**Short exercise:** Extract the complete listing and repeat it word for word.

**Data for processing:**

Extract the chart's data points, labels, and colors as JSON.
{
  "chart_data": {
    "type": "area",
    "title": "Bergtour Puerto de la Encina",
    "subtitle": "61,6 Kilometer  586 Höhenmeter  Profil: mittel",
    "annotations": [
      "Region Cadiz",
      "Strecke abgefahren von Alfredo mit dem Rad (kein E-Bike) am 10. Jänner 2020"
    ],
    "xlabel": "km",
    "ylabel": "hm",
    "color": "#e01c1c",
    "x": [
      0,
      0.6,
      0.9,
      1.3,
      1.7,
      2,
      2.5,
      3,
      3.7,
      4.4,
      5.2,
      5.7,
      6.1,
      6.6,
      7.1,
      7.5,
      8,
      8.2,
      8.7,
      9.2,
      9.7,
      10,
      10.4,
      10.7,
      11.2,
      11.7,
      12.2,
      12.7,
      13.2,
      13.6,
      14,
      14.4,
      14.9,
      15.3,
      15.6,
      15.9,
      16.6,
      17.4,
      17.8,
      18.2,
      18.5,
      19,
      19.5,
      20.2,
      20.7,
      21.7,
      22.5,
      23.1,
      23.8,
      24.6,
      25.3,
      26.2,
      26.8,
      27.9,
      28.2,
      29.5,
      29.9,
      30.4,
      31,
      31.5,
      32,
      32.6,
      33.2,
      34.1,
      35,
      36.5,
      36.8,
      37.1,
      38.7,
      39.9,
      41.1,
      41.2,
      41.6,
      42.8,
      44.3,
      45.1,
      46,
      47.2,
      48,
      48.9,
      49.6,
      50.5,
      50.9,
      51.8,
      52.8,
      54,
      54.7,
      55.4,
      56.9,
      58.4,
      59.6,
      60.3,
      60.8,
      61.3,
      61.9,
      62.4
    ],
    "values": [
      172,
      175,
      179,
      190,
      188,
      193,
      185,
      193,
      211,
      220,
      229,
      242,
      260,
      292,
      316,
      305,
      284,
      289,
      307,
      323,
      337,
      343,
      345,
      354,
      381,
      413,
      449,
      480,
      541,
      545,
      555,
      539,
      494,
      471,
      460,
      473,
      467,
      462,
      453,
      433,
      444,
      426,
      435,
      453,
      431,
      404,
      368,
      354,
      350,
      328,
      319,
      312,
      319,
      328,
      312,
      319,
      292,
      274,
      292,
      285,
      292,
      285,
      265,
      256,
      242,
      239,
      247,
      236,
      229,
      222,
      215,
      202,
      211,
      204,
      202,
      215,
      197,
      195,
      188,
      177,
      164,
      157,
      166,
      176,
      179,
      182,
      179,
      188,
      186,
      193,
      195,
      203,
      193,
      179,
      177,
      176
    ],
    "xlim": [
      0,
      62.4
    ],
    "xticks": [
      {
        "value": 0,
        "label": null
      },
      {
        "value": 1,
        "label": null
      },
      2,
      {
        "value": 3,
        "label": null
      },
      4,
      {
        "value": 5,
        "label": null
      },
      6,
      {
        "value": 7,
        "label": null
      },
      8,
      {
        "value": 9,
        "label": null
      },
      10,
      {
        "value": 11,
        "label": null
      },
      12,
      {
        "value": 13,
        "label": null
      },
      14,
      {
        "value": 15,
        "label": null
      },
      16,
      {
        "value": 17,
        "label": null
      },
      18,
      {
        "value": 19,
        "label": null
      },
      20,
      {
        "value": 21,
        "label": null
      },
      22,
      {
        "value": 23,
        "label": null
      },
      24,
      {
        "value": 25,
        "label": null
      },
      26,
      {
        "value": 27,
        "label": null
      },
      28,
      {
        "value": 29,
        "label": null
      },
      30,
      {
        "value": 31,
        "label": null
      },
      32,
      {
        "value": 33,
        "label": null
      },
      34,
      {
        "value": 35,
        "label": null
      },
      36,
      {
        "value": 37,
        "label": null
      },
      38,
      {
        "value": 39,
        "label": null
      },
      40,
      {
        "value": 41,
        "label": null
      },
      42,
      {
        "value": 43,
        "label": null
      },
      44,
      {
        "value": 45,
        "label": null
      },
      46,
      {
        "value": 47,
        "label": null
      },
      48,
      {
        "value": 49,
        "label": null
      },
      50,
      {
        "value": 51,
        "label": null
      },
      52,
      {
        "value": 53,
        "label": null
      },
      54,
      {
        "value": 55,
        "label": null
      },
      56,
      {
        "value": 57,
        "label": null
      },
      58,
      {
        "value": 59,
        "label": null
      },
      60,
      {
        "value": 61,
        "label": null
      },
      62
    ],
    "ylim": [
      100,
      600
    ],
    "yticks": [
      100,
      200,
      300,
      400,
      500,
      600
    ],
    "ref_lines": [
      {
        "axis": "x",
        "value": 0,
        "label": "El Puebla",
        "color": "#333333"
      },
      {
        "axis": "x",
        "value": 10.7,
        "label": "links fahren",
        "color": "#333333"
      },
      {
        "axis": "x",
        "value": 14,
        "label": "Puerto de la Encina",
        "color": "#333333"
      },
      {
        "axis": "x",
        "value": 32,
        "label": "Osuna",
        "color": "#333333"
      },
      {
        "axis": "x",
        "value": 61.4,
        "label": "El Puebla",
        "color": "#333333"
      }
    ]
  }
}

**Exercise response:**
Extract the chart's data points, labels, and colors as JSON.
{
  "chart_data": {
    "type": "area",
    "title": "Bergtour Puerto de la Encina",
    "subtitle": "61,6 Kilometer  586 Höhenmeter  Profil: mittel",
    "annotations": [
      "Region Cadiz",
      "Strecke abgefahren von Alfredo mit dem Rad (kein E-Bike) am 10. Jänner 2020"
    ],
    "xlabel": "km",
    "ylabel": "hm",
    "color": "#e01c1c",
    "x": [
      0,
      0.6,
      0.9,
      1.3,
      1.7,
      2,
      2.5,
      3,
      3.7,
      4.4,
      5.2,
      5.7,
      6.1,
      6.6,
      7.1,
      7.5,
      8,
      8.2,
      8.7,
      9.2,
      9.7,
      10,
      10.4,
      10.7,
      11.2,
      11.7,
      12.2,
      12.7,
      13.2,
      13.6,
      14,
      14.4,
      14.9,
      15.3,
      15.6,
      15.9,
      16.6,
      17.4,
      17.8,
      18.2,
      18.5,
      19,
      19.5,
      20.2,
      20.7,
      21.7,
      22.5,
      23.1,
      23.8,
      24.6,
      25.3,
      26.2,
      26.8,
      27.9,
      28.2,
      29.5,
      29.9,
      30.4,
      31,
      31.5,
      32,
      32.6,
      33.2,
      34.1,
      35,
      36.5,
      36.8,
      37.1,
      38.7,
      39.9,
      41.1,
      41.2,
      41.6,
      42.8,
      44.3,
      45.1,
      46,
      47.2,
      48,
      48.9,
      49.6,
      50.5,
      50.9,
      51.8,
      52.8,
      54,
      54.7,
      55.4,
      56.9,
      58.4,
      59.6,
      60.3,
      60.8,
      61.3,
      61.9,
      62.4
    ],
    "values": [
      172,
      175,
      179,
      190,
      188,
      193,
      185,
      193,
      211,
      220,
      229,
      242,
      260,
      292,
      316,
      305,
      284,
      289,
      307,
      323,
      337,
      343,
      345,
      354,
      381,
      413,
      449,
      480,
      541,
      545,
      555,
      539,
      494,
      471,
      460,
      473,
      467,
      462,
      453,
      433,
      444,
      426,
      435,
      453,
      431,
      404,
      368,
      354,
      350,
      328,
      319,
      312,
      319,
      328,
      312,
      319,
      292,
      274,
      292,
      285,
      292,
      285,
      265,
      256,
      242,
      239,
      247,
      236,
      229,
      222,
      215,
      202,
      211,
      204,
      202,
      215,
      197,
      195,
      188,
      177,
      164,
      157,
      166,
      176,
      179,
      182,
      179,
      188,
      186,
      193,
      195,
      203,
      193,
      179,
      177,
      176
    ],
    "xlim": [
      0,
      62.4
    ],
    "xticks": [
      {
        "value": 0,
        "label": null
      },
      {
        "value": 1,
        "label": null
      },
      2,
      {
        "value": 3,
        "label": null
      },
      4,
      {
        "value": 5,
        "label": null
      },
      6,
      {
        "value": 7,
        "label": null
      },
      8,
      {
        "value": 9,
        "label": null
      },
      10,
      {
        "value": 11,
        "label": null
      },
      12,
      {
        "value": 13,
        "label": null
      },
      14,
      {
        "value": 15,
        "label": null
      },
      16,
      {
        "value": 17,
        "label": null
      },
      18,
      {
        "value": 19,
        "label": null
      },
      20,
      {
        "value": 21,
        "label": null
      },
      22,
      {
        "value": 23,
        "label": null
      },
      24,
      {
        "value": 25,
        "label": null
      },
      26,
      {
        "value": 27,
        "label": null
      },
      28,
      {
        "value": 29,
        "label": null
      },
      30,
      {
        "value": 31,
        "label": null
      },
      32,
      {
        "value": 33,
        "label": null
      },
      34,
      {
        "value": 35,
        "label": null
      },
      36,
      {
        "value": 37,
        "label": null
      },
      38,
      {
        "value": 39,
        "label": null
      },
      40,
      {
        "value": 41,
        "label": null
      },
      42,
      {
        "value": 43,
        "label": null
      },
      44,
      {
        "value": 45,
        "label": null
      },
      46,
      {
        "value": 47,
        "label": null
      },
      48,
      {
        "value": 49,
        "label": null
      },
      50,
      {
        "value": 51,
        "label": null
      },
      52,
      {
        "value": 53,
        "label": null
      },
      54,
      {
        "value": 55,
        "label": null
      },
      56,
      {
        "value": 57,
        "label": null
      },
      58,
      {
        "value": 59,
        "label": null
      },
      60,
      {
        "value": 61,
        "label": null
      },
      62
    ],
    "ylim": [
      100,
      600
    ],
    "yticks": [
      100,
      200,
      300,
      400,
      500,
      600
    ],
    "ref_lines": [
      {
        "axis": "x",
        "value": 0,
        "label": "El Puebla",
        "color": "#333333"
      },
      {
        "axis": "x",
        "value": 10.7,
        "label": "links fahren",
        "color": "#333333"
      },
      {
        "axis": "x",
        "value": 14,
        "label": "Puerto de la Encina",
        "color": "#333333"
      },
      {
        "axis": "x",
        "value": 32,
        "label": "Osuna",
        "color": "#333333"
      },
      {
        "axis": "x",
        "value": 61.4,
        "label": "El Puebla",
        "color": "#333333"
      }
    ]
  }
}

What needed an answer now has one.